* EXERCISE GOAL:
Faithfully return all lines, omitting every embedded picture.

Data entries

▬▬▬▬▬▬

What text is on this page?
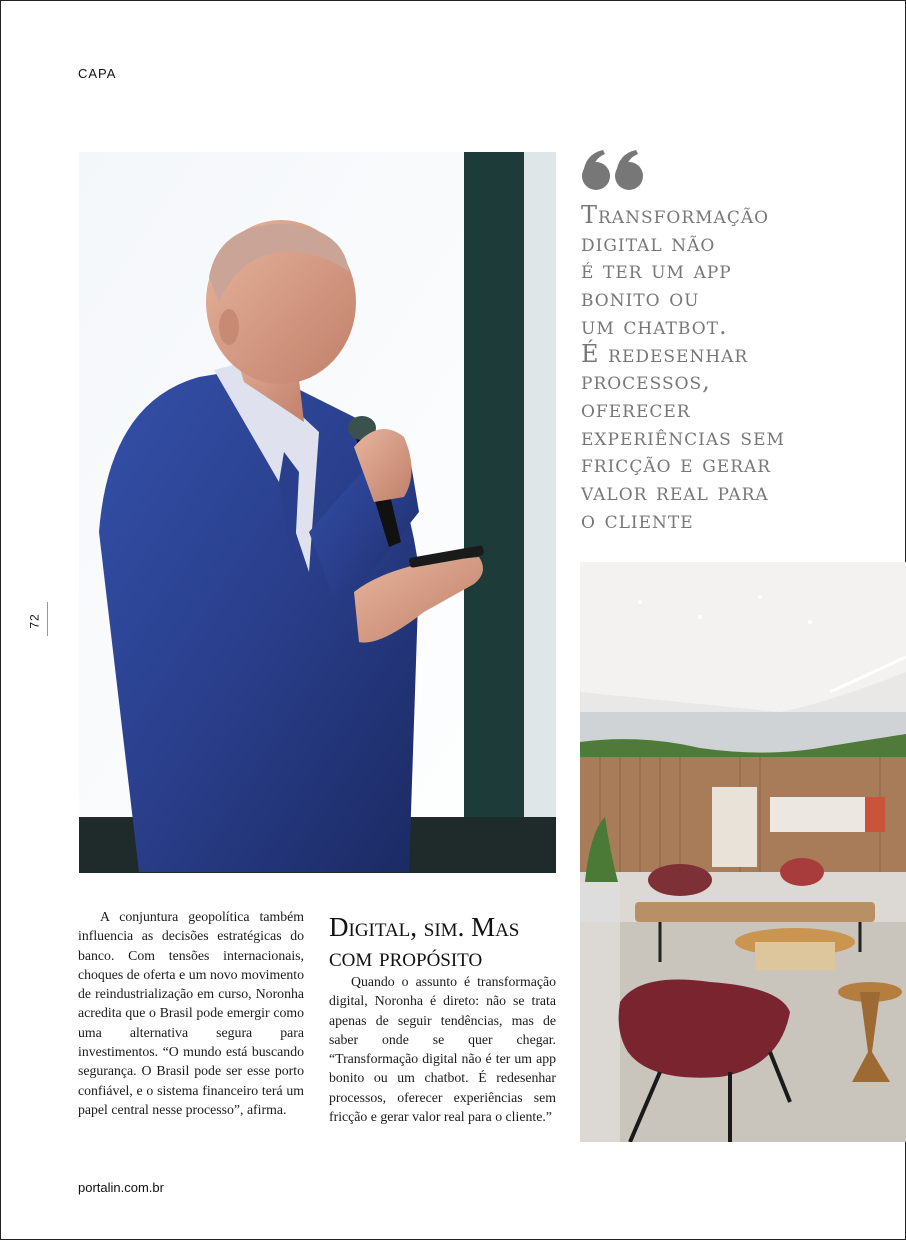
CAPA
72
Transformação
digital não
é ter um app
bonito ou
um chatbot.
É redesenhar
processos,
oferecer
experiências sem
fricção e gerar
valor real para
o cliente

A conjuntura geopolítica também influencia as decisões estratégicas do banco. Com tensões internacionais, choques de oferta e um novo movimento de reindustrialização em curso, Noronha acredita que o Brasil pode emergir como uma alternativa segura para investimentos. “O mundo está buscando segurança. O Brasil pode ser esse porto confiável, e o sistema financeiro terá um papel central nesse processo”, afirma.

Digital, sim. Mas
com propósito

Quando o assunto é transformação digital, Noronha é direto: não se trata apenas de seguir tendências, mas de saber onde se quer chegar. “Transformação digital não é ter um app bonito ou um chatbot. É redesenhar processos, oferecer experiências sem fricção e gerar valor real para o cliente.”

portalin.com.br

▬▬▬▬▬▬

* RESULT OF THE EXERCISE:
What text is on this page?
CAPA
72
Transformação
digital não
é ter um app
bonito ou
um chatbot.
É redesenhar
processos,
oferecer
experiências sem
fricção e gerar
valor real para
o cliente

A conjuntura geopolítica também influencia as decisões estratégicas do banco. Com tensões internacionais, choques de oferta e um novo movimento de reindustrialização em curso, Noronha acredita que o Brasil pode emergir como uma alternativa segura para investimentos. “O mundo está buscando segurança. O Brasil pode ser esse porto confiável, e o sistema financeiro terá um papel central nesse processo”, afirma.

Digital, sim. Mas
com propósito

Quando o assunto é transformação digital, Noronha é direto: não se trata apenas de seguir tendências, mas de saber onde se quer chegar. “Transformação digital não é ter um app bonito ou um chatbot. É redesenhar processos, oferecer experiências sem fricção e gerar valor real para o cliente.”

portalin.com.br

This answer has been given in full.